## Input data:
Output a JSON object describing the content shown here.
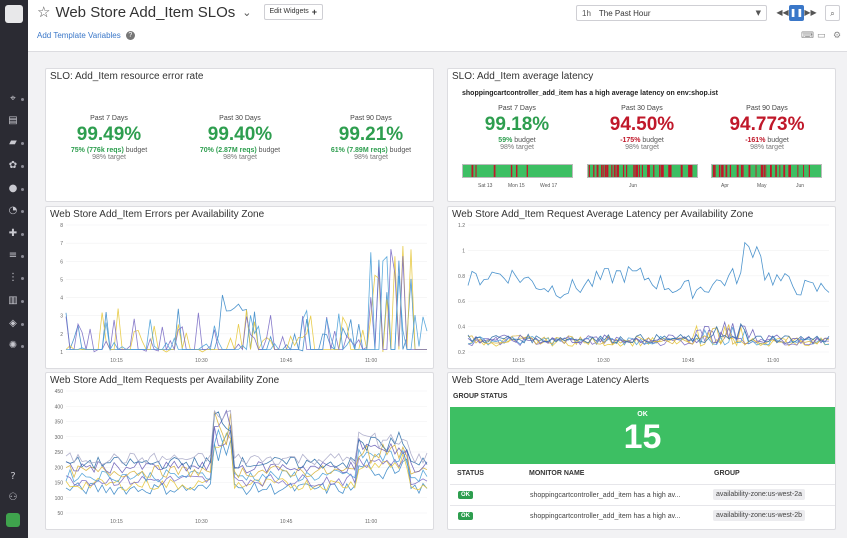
{
  "dashboard": {
    "title": "Web Store Add_Item SLOs",
    "edit_widgets": "Edit Widgets",
    "template_vars": "Add Template Variables"
  },
  "timepicker": {
    "short": "1h",
    "label": "The Past Hour"
  },
  "slo_error": {
    "title": "SLO: Add_Item resource error rate",
    "cols": [
      {
        "period": "Past 7 Days",
        "value": "99.49%",
        "budget_pct": "75%",
        "budget_reqs": "(776k reqs)",
        "budget_word": "budget",
        "target": "98% target"
      },
      {
        "period": "Past 30 Days",
        "value": "99.40%",
        "budget_pct": "70%",
        "budget_reqs": "(2.87M reqs)",
        "budget_word": "budget",
        "target": "98% target"
      },
      {
        "period": "Past 90 Days",
        "value": "99.21%",
        "budget_pct": "61%",
        "budget_reqs": "(7.89M reqs)",
        "budget_word": "budget",
        "target": "98% target"
      }
    ]
  },
  "slo_latency": {
    "title": "SLO: Add_Item average latency",
    "subtitle": "shoppingcartcontroller_add_item has a high average latency on env:shop.ist",
    "cols": [
      {
        "period": "Past 7 Days",
        "value": "99.18%",
        "budget_pct": "59%",
        "budget_word": "budget",
        "target": "98% target"
      },
      {
        "period": "Past 30 Days",
        "value": "94.50%",
        "budget_pct": "-175%",
        "budget_word": "budget",
        "target": "98% target"
      },
      {
        "period": "Past 90 Days",
        "value": "94.773%",
        "budget_pct": "-161%",
        "budget_word": "budget",
        "target": "98% target"
      }
    ],
    "hist_labels": [
      [
        "Sat 13",
        "Mon 15",
        "Wed 17"
      ],
      [
        "Jun"
      ],
      [
        "Apr",
        "May",
        "Jun"
      ]
    ]
  },
  "errors_chart": {
    "title": "Web Store Add_Item Errors per Availability Zone",
    "y_ticks": [
      "8",
      "7",
      "6",
      "5",
      "4",
      "3",
      "2",
      "1"
    ],
    "x_ticks": [
      "10:15",
      "10:30",
      "10:45",
      "11:00"
    ]
  },
  "latency_chart": {
    "title": "Web Store Add_Item Request Average Latency per Availability Zone",
    "y_ticks": [
      "1.2",
      "1",
      "0.8",
      "0.6",
      "0.4",
      "0.2"
    ],
    "x_ticks": [
      "10:15",
      "10:30",
      "10:45",
      "11:00"
    ]
  },
  "requests_chart": {
    "title": "Web Store Add_Item Requests per Availability Zone",
    "y_ticks": [
      "450",
      "400",
      "350",
      "300",
      "250",
      "200",
      "150",
      "100",
      "50"
    ],
    "x_ticks": [
      "10:15",
      "10:30",
      "10:45",
      "11:00"
    ]
  },
  "alerts": {
    "title": "Web Store Add_Item Average Latency Alerts",
    "group_status": "GROUP STATUS",
    "ok_label": "OK",
    "count": "15",
    "headers": {
      "status": "STATUS",
      "monitor": "MONITOR NAME",
      "group": "GROUP"
    },
    "rows": [
      {
        "status": "OK",
        "monitor": "shoppingcartcontroller_add_item has a high av...",
        "group": "availability-zone:us-west-2a"
      },
      {
        "status": "OK",
        "monitor": "shoppingcartcontroller_add_item has a high av...",
        "group": "availability-zone:us-west-2b"
      }
    ]
  },
  "colors": {
    "accent": "#3a77c8",
    "ok": "#3dbf63",
    "good": "#2e9e4f",
    "bad": "#c0182a"
  }
}
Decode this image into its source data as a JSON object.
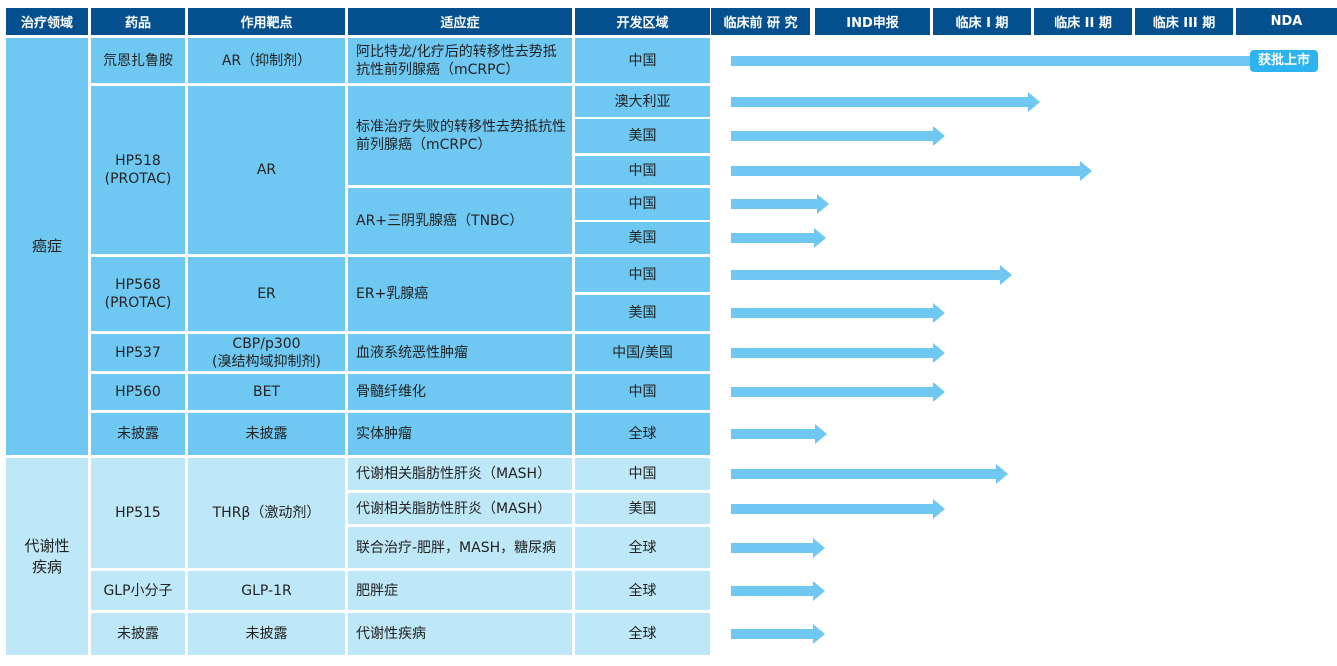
{
  "chart_data": {
    "type": "table",
    "headers": [
      "治疗领域",
      "药品",
      "作用靶点",
      "适应症",
      "开发区域"
    ],
    "stages": [
      "临床前 研 究",
      "IND申报",
      "临床 I 期",
      "临床 II 期",
      "临床 III 期",
      "NDA"
    ],
    "progress_unit": "stage columns completed (0 = start of 临床前研究, 6 = end of NDA)",
    "colors": {
      "header": "#04508F",
      "cancer": "#6EC8F2",
      "metabolic": "#BEE8F7",
      "arrow": "#6EC8F2",
      "approved_badge": "#2DB4EE"
    },
    "areas": [
      {
        "name": "癌症",
        "color": "#6EC8F2",
        "drugs": [
          {
            "name": "氘恩扎鲁胺",
            "target": "AR（抑制剂）",
            "indications": [
              {
                "name": "阿比特龙/化疗后的转移性去势抵抗性前列腺癌（mCRPC）",
                "regions": [
                  {
                    "region": "中国",
                    "progress": 6,
                    "label": "获批上市"
                  }
                ]
              }
            ]
          },
          {
            "name": "HP518\n(PROTAC)",
            "target": "AR",
            "indications": [
              {
                "name": "标准治疗失败的转移性去势抵抗性前列腺癌（mCRPC）",
                "regions": [
                  {
                    "region": "澳大利亚",
                    "progress": 3.09
                  },
                  {
                    "region": "美国",
                    "progress": 2.15
                  },
                  {
                    "region": "中国",
                    "progress": 3.6
                  }
                ]
              },
              {
                "name": "AR+三阴乳腺癌（TNBC）",
                "regions": [
                  {
                    "region": "中国",
                    "progress": 1.14
                  },
                  {
                    "region": "美国",
                    "progress": 1.12
                  }
                ]
              }
            ]
          },
          {
            "name": "HP568\n(PROTAC)",
            "target": "ER",
            "indications": [
              {
                "name": "ER+乳腺癌",
                "regions": [
                  {
                    "region": "中国",
                    "progress": 2.81
                  },
                  {
                    "region": "美国",
                    "progress": 2.15
                  }
                ]
              }
            ]
          },
          {
            "name": "HP537",
            "target": "CBP/p300\n(溴结构域抑制剂)",
            "indications": [
              {
                "name": "血液系统恶性肿瘤",
                "regions": [
                  {
                    "region": "中国/美国",
                    "progress": 2.15
                  }
                ]
              }
            ]
          },
          {
            "name": "HP560",
            "target": "BET",
            "indications": [
              {
                "name": "骨髓纤维化",
                "regions": [
                  {
                    "region": "中国",
                    "progress": 2.15
                  }
                ]
              }
            ]
          },
          {
            "name": "未披露",
            "target": "未披露",
            "indications": [
              {
                "name": "实体肿瘤",
                "regions": [
                  {
                    "region": "全球",
                    "progress": 1.13
                  }
                ]
              }
            ]
          }
        ]
      },
      {
        "name": "代谢性\n疾病",
        "color": "#BEE8F7",
        "drugs": [
          {
            "name": "HP515",
            "target": "THRβ（激动剂）",
            "indications": [
              {
                "name": "代谢相关脂肪性肝炎（MASH）",
                "regions": [
                  {
                    "region": "中国",
                    "progress": 2.77
                  }
                ]
              },
              {
                "name": "代谢相关脂肪性肝炎（MASH）",
                "regions": [
                  {
                    "region": "美国",
                    "progress": 2.15
                  }
                ]
              },
              {
                "name": "联合治疗-肥胖，MASH，糖尿病",
                "regions": [
                  {
                    "region": "全球",
                    "progress": 1.11
                  }
                ]
              }
            ]
          },
          {
            "name": "GLP小分子",
            "target": "GLP-1R",
            "indications": [
              {
                "name": "肥胖症",
                "regions": [
                  {
                    "region": "全球",
                    "progress": 1.11
                  }
                ]
              }
            ]
          },
          {
            "name": "未披露",
            "target": "未披露",
            "indications": [
              {
                "name": "代谢性疾病",
                "regions": [
                  {
                    "region": "全球",
                    "progress": 1.11
                  }
                ]
              }
            ]
          }
        ]
      }
    ]
  }
}
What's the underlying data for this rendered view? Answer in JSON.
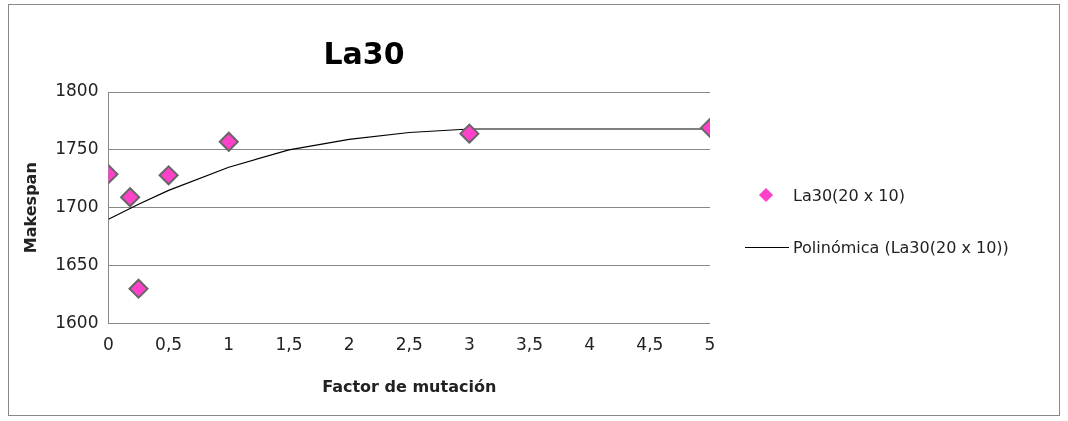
{
  "chart_data": {
    "type": "scatter",
    "title": "La30",
    "xlabel": "Factor de mutación",
    "ylabel": "Makespan",
    "series": [
      {
        "name": "La30(20 x 10)",
        "type": "scatter",
        "color": "#ff40c8",
        "marker": "diamond",
        "x": [
          0,
          0.18,
          0.25,
          0.5,
          1,
          3,
          5
        ],
        "values": [
          1729,
          1709,
          1630,
          1728,
          1757,
          1764,
          1769
        ]
      },
      {
        "name": "Polinómica (La30(20 x 10))",
        "type": "line",
        "color": "#000000",
        "marker": "none",
        "line_style": "solid",
        "x": [
          0,
          0.25,
          0.5,
          1,
          1.5,
          2,
          2.5,
          3,
          4,
          5
        ],
        "values": [
          1690,
          1703,
          1715,
          1735,
          1750,
          1759,
          1765,
          1768,
          1768,
          1768
        ]
      }
    ],
    "xlim": [
      0,
      5
    ],
    "xticks": [
      0,
      {
        "value": 0.5,
        "label": "0,5"
      },
      1,
      {
        "value": 1.5,
        "label": "1,5"
      },
      2,
      {
        "value": 2.5,
        "label": "2,5"
      },
      3,
      {
        "value": 3.5,
        "label": "3,5"
      },
      4,
      {
        "value": 4.5,
        "label": "4,5"
      },
      5
    ],
    "ylim": [
      1600,
      1800
    ],
    "yticks": [
      1600,
      1650,
      1700,
      1750,
      1800
    ],
    "grid": "y",
    "legend": "right"
  }
}
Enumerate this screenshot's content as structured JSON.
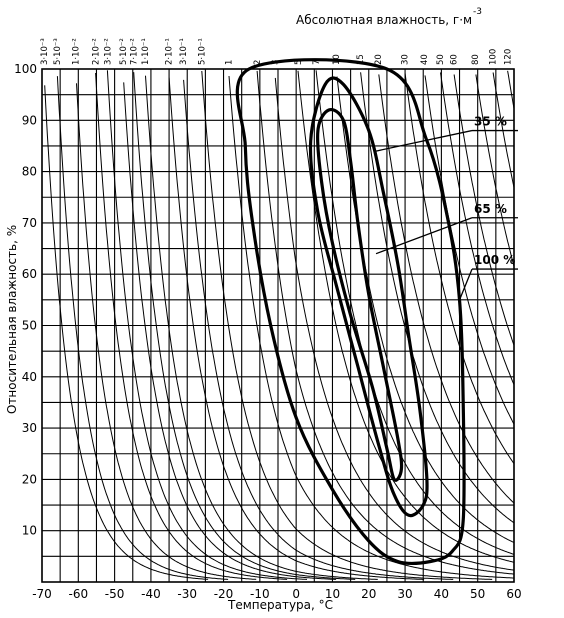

## What is needed:
Gather all lines of the records that include the word "mCRPC".

## Result for this task:
                "name": "阿比特龙/化疗后的转移性去势抵抗性前列腺癌（mCRPC）",
                "name": "标准治疗失败的转移性去势抵抗性前列腺癌（mCRPC）",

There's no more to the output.